## WORK TO DO:
Each record below should appear again exactly as written.
start RECORDS TO PROCESS
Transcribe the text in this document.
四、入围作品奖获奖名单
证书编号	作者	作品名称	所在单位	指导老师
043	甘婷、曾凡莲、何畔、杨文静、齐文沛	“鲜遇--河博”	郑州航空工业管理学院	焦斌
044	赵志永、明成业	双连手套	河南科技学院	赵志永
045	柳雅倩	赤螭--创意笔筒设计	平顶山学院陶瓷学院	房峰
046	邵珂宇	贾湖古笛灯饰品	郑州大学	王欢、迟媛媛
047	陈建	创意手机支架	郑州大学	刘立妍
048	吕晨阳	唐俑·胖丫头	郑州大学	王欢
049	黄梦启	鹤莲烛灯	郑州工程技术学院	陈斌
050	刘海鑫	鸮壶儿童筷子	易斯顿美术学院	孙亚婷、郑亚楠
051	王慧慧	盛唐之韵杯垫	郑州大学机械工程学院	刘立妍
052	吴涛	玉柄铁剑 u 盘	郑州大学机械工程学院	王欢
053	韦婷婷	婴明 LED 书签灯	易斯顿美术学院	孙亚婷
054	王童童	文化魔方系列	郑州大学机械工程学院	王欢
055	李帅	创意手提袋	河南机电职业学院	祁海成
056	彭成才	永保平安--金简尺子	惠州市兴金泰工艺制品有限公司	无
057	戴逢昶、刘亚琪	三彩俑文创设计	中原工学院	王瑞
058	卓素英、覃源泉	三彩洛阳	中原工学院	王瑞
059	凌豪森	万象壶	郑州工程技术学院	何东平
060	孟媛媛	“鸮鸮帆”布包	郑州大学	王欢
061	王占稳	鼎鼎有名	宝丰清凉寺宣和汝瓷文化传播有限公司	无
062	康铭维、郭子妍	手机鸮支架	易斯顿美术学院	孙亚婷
end RECORDS TO PROCESS
## COMPLETE OUTPUT:
Transcribe the text in this document.
四、入围作品奖获奖名单
证书编号	作者	作品名称	所在单位	指导老师
043	甘婷、曾凡莲、何畔、杨文静、齐文沛	“鲜遇--河博”	郑州航空工业管理学院	焦斌
044	赵志永、明成业	双连手套	河南科技学院	赵志永
045	柳雅倩	赤螭--创意笔筒设计	平顶山学院陶瓷学院	房峰
046	邵珂宇	贾湖古笛灯饰品	郑州大学	王欢、迟媛媛
047	陈建	创意手机支架	郑州大学	刘立妍
048	吕晨阳	唐俑·胖丫头	郑州大学	王欢
049	黄梦启	鹤莲烛灯	郑州工程技术学院	陈斌
050	刘海鑫	鸮壶儿童筷子	易斯顿美术学院	孙亚婷、郑亚楠
051	王慧慧	盛唐之韵杯垫	郑州大学机械工程学院	刘立妍
052	吴涛	玉柄铁剑 u 盘	郑州大学机械工程学院	王欢
053	韦婷婷	婴明 LED 书签灯	易斯顿美术学院	孙亚婷
054	王童童	文化魔方系列	郑州大学机械工程学院	王欢
055	李帅	创意手提袋	河南机电职业学院	祁海成
056	彭成才	永保平安--金简尺子	惠州市兴金泰工艺制品有限公司	无
057	戴逢昶、刘亚琪	三彩俑文创设计	中原工学院	王瑞
058	卓素英、覃源泉	三彩洛阳	中原工学院	王瑞
059	凌豪森	万象壶	郑州工程技术学院	何东平
060	孟媛媛	“鸮鸮帆”布包	郑州大学	王欢
061	王占稳	鼎鼎有名	宝丰清凉寺宣和汝瓷文化传播有限公司	无
062	康铭维、郭子妍	手机鸮支架	易斯顿美术学院	孙亚婷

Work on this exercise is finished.